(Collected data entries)
━━━━━━━━━━

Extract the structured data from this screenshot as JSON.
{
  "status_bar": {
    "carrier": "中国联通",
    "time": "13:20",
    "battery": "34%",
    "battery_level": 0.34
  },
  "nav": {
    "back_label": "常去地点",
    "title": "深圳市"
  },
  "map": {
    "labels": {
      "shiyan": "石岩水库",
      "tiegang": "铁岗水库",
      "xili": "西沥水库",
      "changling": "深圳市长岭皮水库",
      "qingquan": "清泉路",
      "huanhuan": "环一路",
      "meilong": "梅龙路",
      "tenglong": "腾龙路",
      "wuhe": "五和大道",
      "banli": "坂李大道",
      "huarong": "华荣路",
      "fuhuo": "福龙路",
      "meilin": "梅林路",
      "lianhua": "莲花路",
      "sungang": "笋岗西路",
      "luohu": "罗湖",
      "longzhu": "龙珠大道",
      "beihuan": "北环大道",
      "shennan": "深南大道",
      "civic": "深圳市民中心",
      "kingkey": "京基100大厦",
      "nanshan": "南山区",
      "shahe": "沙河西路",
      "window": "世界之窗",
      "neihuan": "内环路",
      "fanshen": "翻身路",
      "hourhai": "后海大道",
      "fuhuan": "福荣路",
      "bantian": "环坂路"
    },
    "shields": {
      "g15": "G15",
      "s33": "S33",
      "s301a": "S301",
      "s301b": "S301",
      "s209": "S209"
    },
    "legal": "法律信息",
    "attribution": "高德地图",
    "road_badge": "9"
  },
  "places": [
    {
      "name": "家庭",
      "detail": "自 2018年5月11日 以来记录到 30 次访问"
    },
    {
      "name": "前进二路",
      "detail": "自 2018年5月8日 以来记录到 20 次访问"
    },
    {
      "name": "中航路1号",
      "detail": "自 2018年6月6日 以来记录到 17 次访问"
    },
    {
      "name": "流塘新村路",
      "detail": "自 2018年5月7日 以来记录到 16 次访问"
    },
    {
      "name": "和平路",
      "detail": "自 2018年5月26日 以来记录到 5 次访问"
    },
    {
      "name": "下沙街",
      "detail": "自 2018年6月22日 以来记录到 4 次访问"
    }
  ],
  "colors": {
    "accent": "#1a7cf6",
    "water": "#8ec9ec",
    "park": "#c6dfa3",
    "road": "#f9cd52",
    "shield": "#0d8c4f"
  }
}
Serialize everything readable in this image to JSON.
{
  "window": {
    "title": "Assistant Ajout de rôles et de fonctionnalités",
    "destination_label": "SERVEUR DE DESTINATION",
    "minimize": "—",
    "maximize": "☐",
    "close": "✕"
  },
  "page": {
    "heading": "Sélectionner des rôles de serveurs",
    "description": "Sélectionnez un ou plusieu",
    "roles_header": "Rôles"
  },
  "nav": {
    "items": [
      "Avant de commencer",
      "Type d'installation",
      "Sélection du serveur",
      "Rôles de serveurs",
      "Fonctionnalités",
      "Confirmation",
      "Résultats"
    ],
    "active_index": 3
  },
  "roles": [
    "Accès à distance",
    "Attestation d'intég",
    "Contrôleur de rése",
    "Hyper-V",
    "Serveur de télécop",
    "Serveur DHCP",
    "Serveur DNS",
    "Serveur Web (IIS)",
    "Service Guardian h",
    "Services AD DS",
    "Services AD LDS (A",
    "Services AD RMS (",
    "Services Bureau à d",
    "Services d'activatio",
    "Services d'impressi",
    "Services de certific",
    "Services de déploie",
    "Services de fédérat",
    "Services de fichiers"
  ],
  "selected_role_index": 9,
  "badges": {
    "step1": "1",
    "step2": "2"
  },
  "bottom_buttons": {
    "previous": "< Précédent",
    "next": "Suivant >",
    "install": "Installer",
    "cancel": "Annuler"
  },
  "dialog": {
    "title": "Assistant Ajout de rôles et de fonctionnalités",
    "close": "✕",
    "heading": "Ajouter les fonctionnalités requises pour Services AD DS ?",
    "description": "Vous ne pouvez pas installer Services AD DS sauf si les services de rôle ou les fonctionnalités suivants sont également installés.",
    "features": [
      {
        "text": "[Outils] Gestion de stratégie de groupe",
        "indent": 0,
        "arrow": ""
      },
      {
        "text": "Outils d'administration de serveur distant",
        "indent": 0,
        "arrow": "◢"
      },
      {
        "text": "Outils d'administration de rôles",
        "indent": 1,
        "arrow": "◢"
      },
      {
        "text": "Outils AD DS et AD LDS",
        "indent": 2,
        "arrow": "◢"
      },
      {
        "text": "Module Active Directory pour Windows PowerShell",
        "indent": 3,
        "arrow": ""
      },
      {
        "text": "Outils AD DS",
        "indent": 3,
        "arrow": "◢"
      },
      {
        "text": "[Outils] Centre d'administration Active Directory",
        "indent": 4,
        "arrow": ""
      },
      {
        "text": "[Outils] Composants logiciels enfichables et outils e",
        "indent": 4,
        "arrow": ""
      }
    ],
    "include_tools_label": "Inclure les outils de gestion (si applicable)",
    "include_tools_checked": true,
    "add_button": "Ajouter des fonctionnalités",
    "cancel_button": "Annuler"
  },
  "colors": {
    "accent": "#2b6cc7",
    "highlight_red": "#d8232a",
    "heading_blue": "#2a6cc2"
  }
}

━━━━━━━━━━

Problem to work on
Repeat the data in its entirety, character for character.

Response to the task
Extract the structured data from this screenshot as JSON.
{
  "status_bar": {
    "carrier": "中国联通",
    "time": "13:20",
    "battery": "34%",
    "battery_level": 0.34
  },
  "nav": {
    "back_label": "常去地点",
    "title": "深圳市"
  },
  "map": {
    "labels": {
      "shiyan": "石岩水库",
      "tiegang": "铁岗水库",
      "xili": "西沥水库",
      "changling": "深圳市长岭皮水库",
      "qingquan": "清泉路",
      "huanhuan": "环一路",
      "meilong": "梅龙路",
      "tenglong": "腾龙路",
      "wuhe": "五和大道",
      "banli": "坂李大道",
      "huarong": "华荣路",
      "fuhuo": "福龙路",
      "meilin": "梅林路",
      "lianhua": "莲花路",
      "sungang": "笋岗西路",
      "luohu": "罗湖",
      "longzhu": "龙珠大道",
      "beihuan": "北环大道",
      "shennan": "深南大道",
      "civic": "深圳市民中心",
      "kingkey": "京基100大厦",
      "nanshan": "南山区",
      "shahe": "沙河西路",
      "window": "世界之窗",
      "neihuan": "内环路",
      "fanshen": "翻身路",
      "hourhai": "后海大道",
      "fuhuan": "福荣路",
      "bantian": "环坂路"
    },
    "shields": {
      "g15": "G15",
      "s33": "S33",
      "s301a": "S301",
      "s301b": "S301",
      "s209": "S209"
    },
    "legal": "法律信息",
    "attribution": "高德地图",
    "road_badge": "9"
  },
  "places": [
    {
      "name": "家庭",
      "detail": "自 2018年5月11日 以来记录到 30 次访问"
    },
    {
      "name": "前进二路",
      "detail": "自 2018年5月8日 以来记录到 20 次访问"
    },
    {
      "name": "中航路1号",
      "detail": "自 2018年6月6日 以来记录到 17 次访问"
    },
    {
      "name": "流塘新村路",
      "detail": "自 2018年5月7日 以来记录到 16 次访问"
    },
    {
      "name": "和平路",
      "detail": "自 2018年5月26日 以来记录到 5 次访问"
    },
    {
      "name": "下沙街",
      "detail": "自 2018年6月22日 以来记录到 4 次访问"
    }
  ],
  "colors": {
    "accent": "#1a7cf6",
    "water": "#8ec9ec",
    "park": "#c6dfa3",
    "road": "#f9cd52",
    "shield": "#0d8c4f"
  }
}
Serialize everything readable in this image to JSON.
{
  "window": {
    "title": "Assistant Ajout de rôles et de fonctionnalités",
    "destination_label": "SERVEUR DE DESTINATION",
    "minimize": "—",
    "maximize": "☐",
    "close": "✕"
  },
  "page": {
    "heading": "Sélectionner des rôles de serveurs",
    "description": "Sélectionnez un ou plusieu",
    "roles_header": "Rôles"
  },
  "nav": {
    "items": [
      "Avant de commencer",
      "Type d'installation",
      "Sélection du serveur",
      "Rôles de serveurs",
      "Fonctionnalités",
      "Confirmation",
      "Résultats"
    ],
    "active_index": 3
  },
  "roles": [
    "Accès à distance",
    "Attestation d'intég",
    "Contrôleur de rése",
    "Hyper-V",
    "Serveur de télécop",
    "Serveur DHCP",
    "Serveur DNS",
    "Serveur Web (IIS)",
    "Service Guardian h",
    "Services AD DS",
    "Services AD LDS (A",
    "Services AD RMS (",
    "Services Bureau à d",
    "Services d'activatio",
    "Services d'impressi",
    "Services de certific",
    "Services de déploie",
    "Services de fédérat",
    "Services de fichiers"
  ],
  "selected_role_index": 9,
  "badges": {
    "step1": "1",
    "step2": "2"
  },
  "bottom_buttons": {
    "previous": "< Précédent",
    "next": "Suivant >",
    "install": "Installer",
    "cancel": "Annuler"
  },
  "dialog": {
    "title": "Assistant Ajout de rôles et de fonctionnalités",
    "close": "✕",
    "heading": "Ajouter les fonctionnalités requises pour Services AD DS ?",
    "description": "Vous ne pouvez pas installer Services AD DS sauf si les services de rôle ou les fonctionnalités suivants sont également installés.",
    "features": [
      {
        "text": "[Outils] Gestion de stratégie de groupe",
        "indent": 0,
        "arrow": ""
      },
      {
        "text": "Outils d'administration de serveur distant",
        "indent": 0,
        "arrow": "◢"
      },
      {
        "text": "Outils d'administration de rôles",
        "indent": 1,
        "arrow": "◢"
      },
      {
        "text": "Outils AD DS et AD LDS",
        "indent": 2,
        "arrow": "◢"
      },
      {
        "text": "Module Active Directory pour Windows PowerShell",
        "indent": 3,
        "arrow": ""
      },
      {
        "text": "Outils AD DS",
        "indent": 3,
        "arrow": "◢"
      },
      {
        "text": "[Outils] Centre d'administration Active Directory",
        "indent": 4,
        "arrow": ""
      },
      {
        "text": "[Outils] Composants logiciels enfichables et outils e",
        "indent": 4,
        "arrow": ""
      }
    ],
    "include_tools_label": "Inclure les outils de gestion (si applicable)",
    "include_tools_checked": true,
    "add_button": "Ajouter des fonctionnalités",
    "cancel_button": "Annuler"
  },
  "colors": {
    "accent": "#2b6cc7",
    "highlight_red": "#d8232a",
    "heading_blue": "#2a6cc2"
  }
}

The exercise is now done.